‘Mad Men’ Season 7: Jon Hamm Talks Surprises And Don Draper’s Happy Ending

Jon Hamm has been discussing the hugely anticipated finale to Mad Men, and he’s revealed that there could be a happy ending in store for his character, Don Draper.

Shooting on the final batch of episodes for the drama drew to a close several weeks ago, and now its creator, head-writer, and executive producer Matthew Weiner is currently completing post-production on the lauded show.

As you can imagine, Hamm made sure that he didn’t reveal too much regarding Mad Men’s conclusion, but his words hinted that it might end quite well for Draper, while he also insisted that there will be many surprises over the course of the final episodes.

During a discussion with the Daily Telegraph, Hamm explained, “I can’t spoil anything, but there are surprises. In the last episode, Waterloo, the agency [SC&P] was sold to McCann Erickson; now things are looking up.”
☆ ☆ ☆
• **Objective 1**:
Copy out the listing lines from the one containing "data-point xyxy=(431,129,440,138)" through the one containing "data-point xyxy=(182,250,191,259)", both included, keeping each line unchanged.
☆ ☆ ☆
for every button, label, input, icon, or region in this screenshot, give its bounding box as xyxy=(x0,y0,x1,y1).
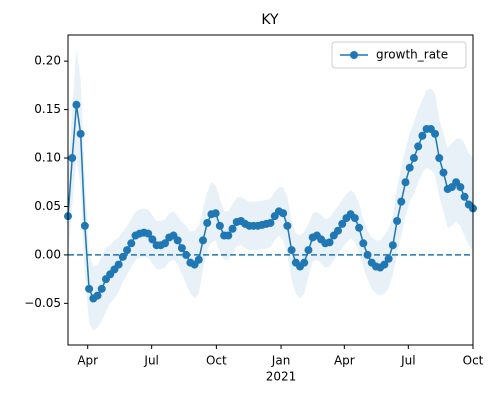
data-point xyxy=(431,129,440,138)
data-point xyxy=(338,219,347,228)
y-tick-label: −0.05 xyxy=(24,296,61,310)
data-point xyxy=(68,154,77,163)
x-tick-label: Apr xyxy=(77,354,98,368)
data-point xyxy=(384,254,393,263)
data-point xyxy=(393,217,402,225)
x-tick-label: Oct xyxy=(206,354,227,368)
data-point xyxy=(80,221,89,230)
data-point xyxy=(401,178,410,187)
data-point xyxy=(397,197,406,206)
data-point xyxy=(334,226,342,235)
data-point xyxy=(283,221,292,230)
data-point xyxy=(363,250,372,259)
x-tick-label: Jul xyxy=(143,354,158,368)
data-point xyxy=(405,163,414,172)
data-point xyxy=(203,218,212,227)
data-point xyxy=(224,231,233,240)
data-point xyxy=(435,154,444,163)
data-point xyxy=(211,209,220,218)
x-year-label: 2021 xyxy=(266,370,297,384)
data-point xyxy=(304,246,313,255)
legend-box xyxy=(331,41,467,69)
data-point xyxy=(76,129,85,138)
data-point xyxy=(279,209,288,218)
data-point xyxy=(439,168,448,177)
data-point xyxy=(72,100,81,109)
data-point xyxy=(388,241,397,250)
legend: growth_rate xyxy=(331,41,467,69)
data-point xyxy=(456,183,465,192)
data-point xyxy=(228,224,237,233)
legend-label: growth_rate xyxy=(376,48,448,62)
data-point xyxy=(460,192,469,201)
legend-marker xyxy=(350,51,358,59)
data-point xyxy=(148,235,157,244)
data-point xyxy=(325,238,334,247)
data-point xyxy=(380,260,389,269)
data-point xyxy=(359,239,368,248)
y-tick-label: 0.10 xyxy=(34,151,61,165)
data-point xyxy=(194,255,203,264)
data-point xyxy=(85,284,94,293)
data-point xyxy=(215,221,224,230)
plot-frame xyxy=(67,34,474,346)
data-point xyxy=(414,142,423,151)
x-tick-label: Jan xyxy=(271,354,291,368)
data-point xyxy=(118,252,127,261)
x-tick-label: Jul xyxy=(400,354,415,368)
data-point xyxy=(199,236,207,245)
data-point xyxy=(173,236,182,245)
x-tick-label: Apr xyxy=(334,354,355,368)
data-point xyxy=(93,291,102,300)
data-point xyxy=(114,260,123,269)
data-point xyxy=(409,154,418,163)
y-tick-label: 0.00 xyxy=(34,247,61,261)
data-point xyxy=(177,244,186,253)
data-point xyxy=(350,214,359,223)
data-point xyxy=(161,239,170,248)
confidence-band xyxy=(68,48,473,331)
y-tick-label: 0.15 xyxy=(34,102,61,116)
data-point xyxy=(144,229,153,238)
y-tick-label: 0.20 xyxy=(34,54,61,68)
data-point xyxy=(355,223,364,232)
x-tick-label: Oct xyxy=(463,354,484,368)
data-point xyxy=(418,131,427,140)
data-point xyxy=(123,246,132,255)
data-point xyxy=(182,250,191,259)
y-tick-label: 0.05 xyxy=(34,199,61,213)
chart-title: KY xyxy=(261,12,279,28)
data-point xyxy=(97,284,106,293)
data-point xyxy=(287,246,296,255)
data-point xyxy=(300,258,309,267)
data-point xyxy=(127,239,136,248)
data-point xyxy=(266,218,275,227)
☆ ☆ ☆
• **Objective 2**:
According to the article, which company bought the agency in the episode Waterloo?

• **Complete answer 1**:
data-point xyxy=(431,129,440,138)
data-point xyxy=(338,219,347,228)
y-tick-label: −0.05 xyxy=(24,296,61,310)
data-point xyxy=(68,154,77,163)
x-tick-label: Apr xyxy=(77,354,98,368)
data-point xyxy=(384,254,393,263)
data-point xyxy=(393,217,402,225)
x-tick-label: Oct xyxy=(206,354,227,368)
data-point xyxy=(80,221,89,230)
data-point xyxy=(401,178,410,187)
data-point xyxy=(397,197,406,206)
data-point xyxy=(334,226,342,235)
data-point xyxy=(283,221,292,230)
data-point xyxy=(363,250,372,259)
x-tick-label: Jul xyxy=(143,354,158,368)
data-point xyxy=(405,163,414,172)
data-point xyxy=(203,218,212,227)
data-point xyxy=(224,231,233,240)
data-point xyxy=(435,154,444,163)
data-point xyxy=(211,209,220,218)
x-year-label: 2021 xyxy=(266,370,297,384)
data-point xyxy=(304,246,313,255)
legend-box xyxy=(331,41,467,69)
data-point xyxy=(76,129,85,138)
data-point xyxy=(279,209,288,218)
data-point xyxy=(439,168,448,177)
data-point xyxy=(72,100,81,109)
data-point xyxy=(388,241,397,250)
legend: growth_rate xyxy=(331,41,467,69)
data-point xyxy=(456,183,465,192)
data-point xyxy=(228,224,237,233)
legend-label: growth_rate xyxy=(376,48,448,62)
data-point xyxy=(460,192,469,201)
legend-marker xyxy=(350,51,358,59)
data-point xyxy=(148,235,157,244)
data-point xyxy=(325,238,334,247)
data-point xyxy=(380,260,389,269)
data-point xyxy=(359,239,368,248)
y-tick-label: 0.10 xyxy=(34,151,61,165)
data-point xyxy=(194,255,203,264)
data-point xyxy=(85,284,94,293)
data-point xyxy=(215,221,224,230)
plot-frame xyxy=(67,34,474,346)
data-point xyxy=(414,142,423,151)
x-tick-label: Jan xyxy=(271,354,291,368)
data-point xyxy=(118,252,127,261)
x-tick-label: Jul xyxy=(400,354,415,368)
data-point xyxy=(199,236,207,245)
data-point xyxy=(173,236,182,245)
x-tick-label: Apr xyxy=(334,354,355,368)
data-point xyxy=(93,291,102,300)
data-point xyxy=(114,260,123,269)
data-point xyxy=(409,154,418,163)
y-tick-label: 0.00 xyxy=(34,247,61,261)
data-point xyxy=(177,244,186,253)
data-point xyxy=(350,214,359,223)
data-point xyxy=(161,239,170,248)
confidence-band xyxy=(68,48,473,331)
y-tick-label: 0.15 xyxy=(34,102,61,116)
data-point xyxy=(144,229,153,238)
y-tick-label: 0.20 xyxy=(34,54,61,68)
data-point xyxy=(355,223,364,232)
x-tick-label: Oct xyxy=(463,354,484,368)
data-point xyxy=(418,131,427,140)
data-point xyxy=(123,246,132,255)
data-point xyxy=(182,250,191,259)

• **Complete answer 2**:
McCann Erickson